TASKS>
(a) Please decide whether each statement below agrees with the passage on Latin American productivity, answering yes or no and quoting the words of the passage that settle it. (i) Compared to rich countries, Latin America's productivity has been rising for decades. (ii) East Asia has surpassed Latin America in per capita income. (iii) The IDB's 2014 flagship publication is titled "Rethinking Productive Development."
(b) Carry the passage on Latin American productivity forward from its last sentence.
-- BEGIN EXTRACT PROVIDED --
Latin America boasts a wealth of creativity and resources. Since the turn of the century, its creative industries—from Argentina to Colombia to Mexico—have been flourishing. However, the region has been getting bad grades in productivity, a key ingredient for development. Its levels of research and development are low. Compared to rich countries, its productivity has been falling for decades and is now stagnant. Moreover, other developing regions, such as East Asia, have caught up with developed economies and surpassed Latin America in per capita income.
A big part of the reason why the region’s productivity has fallen behind is its productive development policies (PDPs, or industrial policies), explored in-depth in the IDB’s 2014 flagship publication, “Rethinking Productive Development.” Although Latin America has accumulated plenty of productive factors—both in physical and human capital—its economies have been unable to transform themselves and leap forward by adopting and adapting new developments from advanced economies.
It hasn’t been for want of trying. But Latin America’s history of PDPs has yielded mixed results. In a previous blog, a comparative example illustrated how different policies within a particular sector —rice—can lead to very different outcomes. Therefore, analyzing the quality of policies from the point of view of productivity is key to finding the recipe for designing the kind of PDPs that the region needs to catch up with advanced economies.
-- END EXTRACT PROVIDED --
-- BEGIN DATA SECTION --
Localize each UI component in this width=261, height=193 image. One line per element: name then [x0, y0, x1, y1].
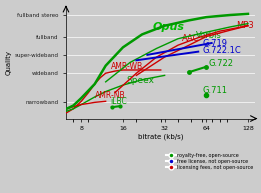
Text: Opus: Opus — [152, 22, 184, 32]
X-axis label: bitrate (kb/s): bitrate (kb/s) — [138, 134, 183, 141]
Text: iLBC: iLBC — [110, 97, 127, 106]
Text: G.719: G.719 — [203, 39, 227, 48]
Y-axis label: Quality: Quality — [5, 50, 11, 75]
Text: MP3: MP3 — [236, 21, 254, 30]
Text: G.722: G.722 — [208, 59, 233, 68]
Text: G.722.1C: G.722.1C — [203, 46, 241, 55]
Text: AAC: AAC — [182, 34, 200, 43]
Text: Vorbis: Vorbis — [196, 31, 222, 40]
Legend: royalty-free, open-source, free license, not open-source, licensing fees, not op: royalty-free, open-source, free license,… — [166, 152, 253, 170]
Text: AMR-WB: AMR-WB — [110, 63, 143, 71]
Text: AMR-NB: AMR-NB — [95, 91, 125, 100]
Text: G.711: G.711 — [203, 86, 227, 95]
Text: Speex: Speex — [127, 76, 155, 85]
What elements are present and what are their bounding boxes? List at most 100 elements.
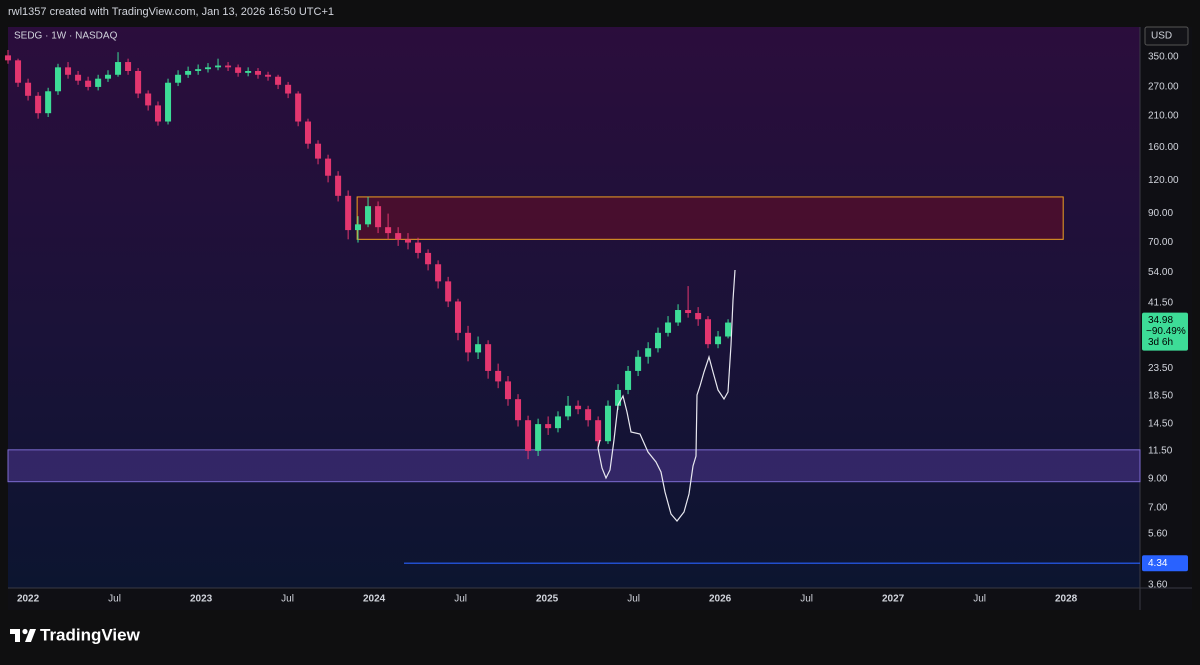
-- END DATA SECTION --
EXERCISE ANSWERS>
(a)
(i) No: "Compared to rich countries, its productivity has been falling for decades and is now stagnant."
(ii) Yes: "other developing regions, such as East Asia, have caught up with developed economies and surpassed Latin America in per capita income."
(iii) Yes: "the IDB’s 2014 flagship publication, “Rethinking Productive Development.”"

(b)
The following are some crucial principles that governments should follow to design, implement, and evaluate PDPs, in order to avoid mistakes from the past and achieve success. An IDB paper also discusses the organizational structure and the technical, operational, and political capabilities required for making it possible.
- PDPs must pass three key tests regarding their justification, design, and implementation:
- What’s the market failure that justifies the PDP? While some public policies supplement and improve the market’s performance, others just serve as shortcuts to reach certain aspirational goals that ignore or supplant what the market does well. Policymakers in market economies do not need to plan from scratch, proceeding by trial and error, but may zero in on the instances in which the market fails to perform correctly. They must ask themselves a simple question: Why isn’t the market taking advantage of opportunities that seem desirable to policymakers?
A classic market failure is related to the externalities of private actors’ decisions: costs or benefits that are passed on to other actors. Externalities imply that private and social gains are different, e.g. innovative activities that generate knowledge but can’t obtain a patent to prevent others from copying.
Another classic market failure is the collective action problem: The inability of private actors to agree on solutions that are beneficial for everyone. Such is the case of underinvestment in collective inputs of production whose use cannot be restricted to individual agents, e.g. environmental degradation because each individual producer has the incentive to exploit common resources before others do. It’s also the case of projects that require coordinated investment in different sectors, e.g. investment in hotels and transport to develop a new tourist destination.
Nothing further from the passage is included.